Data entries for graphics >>

** Start **

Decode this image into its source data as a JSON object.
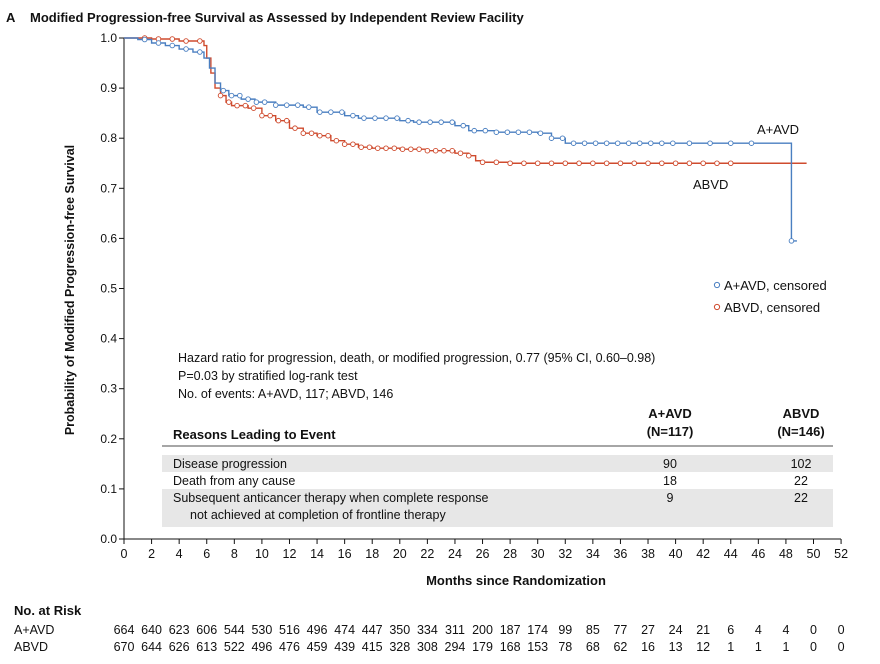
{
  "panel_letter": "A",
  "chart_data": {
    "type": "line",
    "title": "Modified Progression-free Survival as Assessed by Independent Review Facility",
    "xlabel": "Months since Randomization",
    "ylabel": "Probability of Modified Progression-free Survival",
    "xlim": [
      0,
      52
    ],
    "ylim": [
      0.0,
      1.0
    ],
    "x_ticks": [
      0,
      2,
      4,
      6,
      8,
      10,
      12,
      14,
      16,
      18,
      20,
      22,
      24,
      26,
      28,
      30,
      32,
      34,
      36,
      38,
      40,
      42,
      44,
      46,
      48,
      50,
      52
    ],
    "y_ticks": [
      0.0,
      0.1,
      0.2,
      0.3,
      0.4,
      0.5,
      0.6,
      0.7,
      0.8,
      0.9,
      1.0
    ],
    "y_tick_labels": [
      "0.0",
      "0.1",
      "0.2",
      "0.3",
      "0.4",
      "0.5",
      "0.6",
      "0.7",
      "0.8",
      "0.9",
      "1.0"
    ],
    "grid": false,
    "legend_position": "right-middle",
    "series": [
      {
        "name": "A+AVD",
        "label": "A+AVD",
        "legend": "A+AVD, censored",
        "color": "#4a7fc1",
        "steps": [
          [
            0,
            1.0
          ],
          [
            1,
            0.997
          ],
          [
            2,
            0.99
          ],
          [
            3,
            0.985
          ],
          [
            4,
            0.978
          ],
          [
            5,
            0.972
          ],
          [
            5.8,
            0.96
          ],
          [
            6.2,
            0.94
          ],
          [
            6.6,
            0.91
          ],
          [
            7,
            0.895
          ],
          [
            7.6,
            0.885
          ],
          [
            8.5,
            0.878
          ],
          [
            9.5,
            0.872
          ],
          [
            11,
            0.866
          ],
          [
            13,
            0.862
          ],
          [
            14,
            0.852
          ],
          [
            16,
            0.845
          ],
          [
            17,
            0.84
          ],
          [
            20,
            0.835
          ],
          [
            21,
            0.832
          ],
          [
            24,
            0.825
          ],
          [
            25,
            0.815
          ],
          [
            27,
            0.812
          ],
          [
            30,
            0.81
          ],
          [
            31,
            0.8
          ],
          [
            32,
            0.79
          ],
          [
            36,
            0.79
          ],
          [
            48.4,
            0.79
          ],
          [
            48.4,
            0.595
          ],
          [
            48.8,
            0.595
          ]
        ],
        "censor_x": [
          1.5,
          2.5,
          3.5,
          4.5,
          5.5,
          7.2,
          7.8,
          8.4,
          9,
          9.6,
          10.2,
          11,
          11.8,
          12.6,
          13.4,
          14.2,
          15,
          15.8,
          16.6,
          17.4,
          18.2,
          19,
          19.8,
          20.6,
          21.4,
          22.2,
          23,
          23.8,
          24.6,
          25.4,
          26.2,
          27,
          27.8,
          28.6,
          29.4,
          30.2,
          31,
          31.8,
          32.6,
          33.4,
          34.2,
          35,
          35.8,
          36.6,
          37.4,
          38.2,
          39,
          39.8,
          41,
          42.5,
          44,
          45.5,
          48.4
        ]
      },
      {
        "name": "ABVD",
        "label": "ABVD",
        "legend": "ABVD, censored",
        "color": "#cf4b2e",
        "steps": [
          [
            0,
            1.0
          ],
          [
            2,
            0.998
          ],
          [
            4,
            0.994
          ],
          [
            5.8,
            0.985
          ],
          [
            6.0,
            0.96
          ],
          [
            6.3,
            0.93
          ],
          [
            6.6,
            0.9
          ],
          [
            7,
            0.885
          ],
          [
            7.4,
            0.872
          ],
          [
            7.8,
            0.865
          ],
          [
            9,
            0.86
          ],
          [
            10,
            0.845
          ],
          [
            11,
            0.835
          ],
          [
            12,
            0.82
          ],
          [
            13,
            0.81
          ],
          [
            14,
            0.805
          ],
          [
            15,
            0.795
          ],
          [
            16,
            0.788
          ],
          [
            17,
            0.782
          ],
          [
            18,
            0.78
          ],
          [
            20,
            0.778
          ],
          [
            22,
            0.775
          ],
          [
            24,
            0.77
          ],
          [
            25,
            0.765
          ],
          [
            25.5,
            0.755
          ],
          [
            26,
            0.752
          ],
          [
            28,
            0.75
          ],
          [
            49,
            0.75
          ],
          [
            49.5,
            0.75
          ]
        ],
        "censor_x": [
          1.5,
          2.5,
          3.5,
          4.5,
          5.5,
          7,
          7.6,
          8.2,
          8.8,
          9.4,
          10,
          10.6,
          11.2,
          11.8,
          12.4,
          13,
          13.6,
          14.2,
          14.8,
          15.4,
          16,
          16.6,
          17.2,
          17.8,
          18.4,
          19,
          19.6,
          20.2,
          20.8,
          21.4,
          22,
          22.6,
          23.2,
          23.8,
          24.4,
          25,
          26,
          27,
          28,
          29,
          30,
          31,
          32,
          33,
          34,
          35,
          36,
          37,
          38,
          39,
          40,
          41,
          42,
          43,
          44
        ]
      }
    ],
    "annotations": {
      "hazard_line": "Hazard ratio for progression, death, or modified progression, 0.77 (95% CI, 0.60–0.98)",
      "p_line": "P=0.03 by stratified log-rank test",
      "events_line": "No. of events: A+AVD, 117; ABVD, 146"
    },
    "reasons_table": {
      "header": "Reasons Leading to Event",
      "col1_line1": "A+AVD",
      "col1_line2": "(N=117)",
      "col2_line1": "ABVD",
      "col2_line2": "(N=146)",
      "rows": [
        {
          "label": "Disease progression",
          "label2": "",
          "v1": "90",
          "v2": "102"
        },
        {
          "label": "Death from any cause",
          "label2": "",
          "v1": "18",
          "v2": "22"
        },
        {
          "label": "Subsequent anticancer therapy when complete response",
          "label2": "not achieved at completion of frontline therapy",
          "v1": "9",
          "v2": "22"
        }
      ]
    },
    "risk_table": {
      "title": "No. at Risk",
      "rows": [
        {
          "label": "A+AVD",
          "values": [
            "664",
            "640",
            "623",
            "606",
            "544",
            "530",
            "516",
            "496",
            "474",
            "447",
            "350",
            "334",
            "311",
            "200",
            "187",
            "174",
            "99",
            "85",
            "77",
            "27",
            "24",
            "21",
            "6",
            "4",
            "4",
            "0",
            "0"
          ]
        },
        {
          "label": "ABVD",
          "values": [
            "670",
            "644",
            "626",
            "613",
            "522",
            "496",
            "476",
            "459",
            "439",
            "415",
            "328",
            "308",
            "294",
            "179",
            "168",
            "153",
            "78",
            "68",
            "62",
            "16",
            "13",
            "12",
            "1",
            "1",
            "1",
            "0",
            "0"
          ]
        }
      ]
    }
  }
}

** End **

Goal of the exercise >>
Transcribe the complete set of entries verbatim. No pictures belong in the copy.

Solution for this exercise >>
Decode this image into its source data as a JSON object.
{
  "panel_letter": "A",
  "chart_data": {
    "type": "line",
    "title": "Modified Progression-free Survival as Assessed by Independent Review Facility",
    "xlabel": "Months since Randomization",
    "ylabel": "Probability of Modified Progression-free Survival",
    "xlim": [
      0,
      52
    ],
    "ylim": [
      0.0,
      1.0
    ],
    "x_ticks": [
      0,
      2,
      4,
      6,
      8,
      10,
      12,
      14,
      16,
      18,
      20,
      22,
      24,
      26,
      28,
      30,
      32,
      34,
      36,
      38,
      40,
      42,
      44,
      46,
      48,
      50,
      52
    ],
    "y_ticks": [
      0.0,
      0.1,
      0.2,
      0.3,
      0.4,
      0.5,
      0.6,
      0.7,
      0.8,
      0.9,
      1.0
    ],
    "y_tick_labels": [
      "0.0",
      "0.1",
      "0.2",
      "0.3",
      "0.4",
      "0.5",
      "0.6",
      "0.7",
      "0.8",
      "0.9",
      "1.0"
    ],
    "grid": false,
    "legend_position": "right-middle",
    "series": [
      {
        "name": "A+AVD",
        "label": "A+AVD",
        "legend": "A+AVD, censored",
        "color": "#4a7fc1",
        "steps": [
          [
            0,
            1.0
          ],
          [
            1,
            0.997
          ],
          [
            2,
            0.99
          ],
          [
            3,
            0.985
          ],
          [
            4,
            0.978
          ],
          [
            5,
            0.972
          ],
          [
            5.8,
            0.96
          ],
          [
            6.2,
            0.94
          ],
          [
            6.6,
            0.91
          ],
          [
            7,
            0.895
          ],
          [
            7.6,
            0.885
          ],
          [
            8.5,
            0.878
          ],
          [
            9.5,
            0.872
          ],
          [
            11,
            0.866
          ],
          [
            13,
            0.862
          ],
          [
            14,
            0.852
          ],
          [
            16,
            0.845
          ],
          [
            17,
            0.84
          ],
          [
            20,
            0.835
          ],
          [
            21,
            0.832
          ],
          [
            24,
            0.825
          ],
          [
            25,
            0.815
          ],
          [
            27,
            0.812
          ],
          [
            30,
            0.81
          ],
          [
            31,
            0.8
          ],
          [
            32,
            0.79
          ],
          [
            36,
            0.79
          ],
          [
            48.4,
            0.79
          ],
          [
            48.4,
            0.595
          ],
          [
            48.8,
            0.595
          ]
        ],
        "censor_x": [
          1.5,
          2.5,
          3.5,
          4.5,
          5.5,
          7.2,
          7.8,
          8.4,
          9,
          9.6,
          10.2,
          11,
          11.8,
          12.6,
          13.4,
          14.2,
          15,
          15.8,
          16.6,
          17.4,
          18.2,
          19,
          19.8,
          20.6,
          21.4,
          22.2,
          23,
          23.8,
          24.6,
          25.4,
          26.2,
          27,
          27.8,
          28.6,
          29.4,
          30.2,
          31,
          31.8,
          32.6,
          33.4,
          34.2,
          35,
          35.8,
          36.6,
          37.4,
          38.2,
          39,
          39.8,
          41,
          42.5,
          44,
          45.5,
          48.4
        ]
      },
      {
        "name": "ABVD",
        "label": "ABVD",
        "legend": "ABVD, censored",
        "color": "#cf4b2e",
        "steps": [
          [
            0,
            1.0
          ],
          [
            2,
            0.998
          ],
          [
            4,
            0.994
          ],
          [
            5.8,
            0.985
          ],
          [
            6.0,
            0.96
          ],
          [
            6.3,
            0.93
          ],
          [
            6.6,
            0.9
          ],
          [
            7,
            0.885
          ],
          [
            7.4,
            0.872
          ],
          [
            7.8,
            0.865
          ],
          [
            9,
            0.86
          ],
          [
            10,
            0.845
          ],
          [
            11,
            0.835
          ],
          [
            12,
            0.82
          ],
          [
            13,
            0.81
          ],
          [
            14,
            0.805
          ],
          [
            15,
            0.795
          ],
          [
            16,
            0.788
          ],
          [
            17,
            0.782
          ],
          [
            18,
            0.78
          ],
          [
            20,
            0.778
          ],
          [
            22,
            0.775
          ],
          [
            24,
            0.77
          ],
          [
            25,
            0.765
          ],
          [
            25.5,
            0.755
          ],
          [
            26,
            0.752
          ],
          [
            28,
            0.75
          ],
          [
            49,
            0.75
          ],
          [
            49.5,
            0.75
          ]
        ],
        "censor_x": [
          1.5,
          2.5,
          3.5,
          4.5,
          5.5,
          7,
          7.6,
          8.2,
          8.8,
          9.4,
          10,
          10.6,
          11.2,
          11.8,
          12.4,
          13,
          13.6,
          14.2,
          14.8,
          15.4,
          16,
          16.6,
          17.2,
          17.8,
          18.4,
          19,
          19.6,
          20.2,
          20.8,
          21.4,
          22,
          22.6,
          23.2,
          23.8,
          24.4,
          25,
          26,
          27,
          28,
          29,
          30,
          31,
          32,
          33,
          34,
          35,
          36,
          37,
          38,
          39,
          40,
          41,
          42,
          43,
          44
        ]
      }
    ],
    "annotations": {
      "hazard_line": "Hazard ratio for progression, death, or modified progression, 0.77 (95% CI, 0.60–0.98)",
      "p_line": "P=0.03 by stratified log-rank test",
      "events_line": "No. of events: A+AVD, 117; ABVD, 146"
    },
    "reasons_table": {
      "header": "Reasons Leading to Event",
      "col1_line1": "A+AVD",
      "col1_line2": "(N=117)",
      "col2_line1": "ABVD",
      "col2_line2": "(N=146)",
      "rows": [
        {
          "label": "Disease progression",
          "label2": "",
          "v1": "90",
          "v2": "102"
        },
        {
          "label": "Death from any cause",
          "label2": "",
          "v1": "18",
          "v2": "22"
        },
        {
          "label": "Subsequent anticancer therapy when complete response",
          "label2": "not achieved at completion of frontline therapy",
          "v1": "9",
          "v2": "22"
        }
      ]
    },
    "risk_table": {
      "title": "No. at Risk",
      "rows": [
        {
          "label": "A+AVD",
          "values": [
            "664",
            "640",
            "623",
            "606",
            "544",
            "530",
            "516",
            "496",
            "474",
            "447",
            "350",
            "334",
            "311",
            "200",
            "187",
            "174",
            "99",
            "85",
            "77",
            "27",
            "24",
            "21",
            "6",
            "4",
            "4",
            "0",
            "0"
          ]
        },
        {
          "label": "ABVD",
          "values": [
            "670",
            "644",
            "626",
            "613",
            "522",
            "496",
            "476",
            "459",
            "439",
            "415",
            "328",
            "308",
            "294",
            "179",
            "168",
            "153",
            "78",
            "68",
            "62",
            "16",
            "13",
            "12",
            "1",
            "1",
            "1",
            "0",
            "0"
          ]
        }
      ]
    }
  }
}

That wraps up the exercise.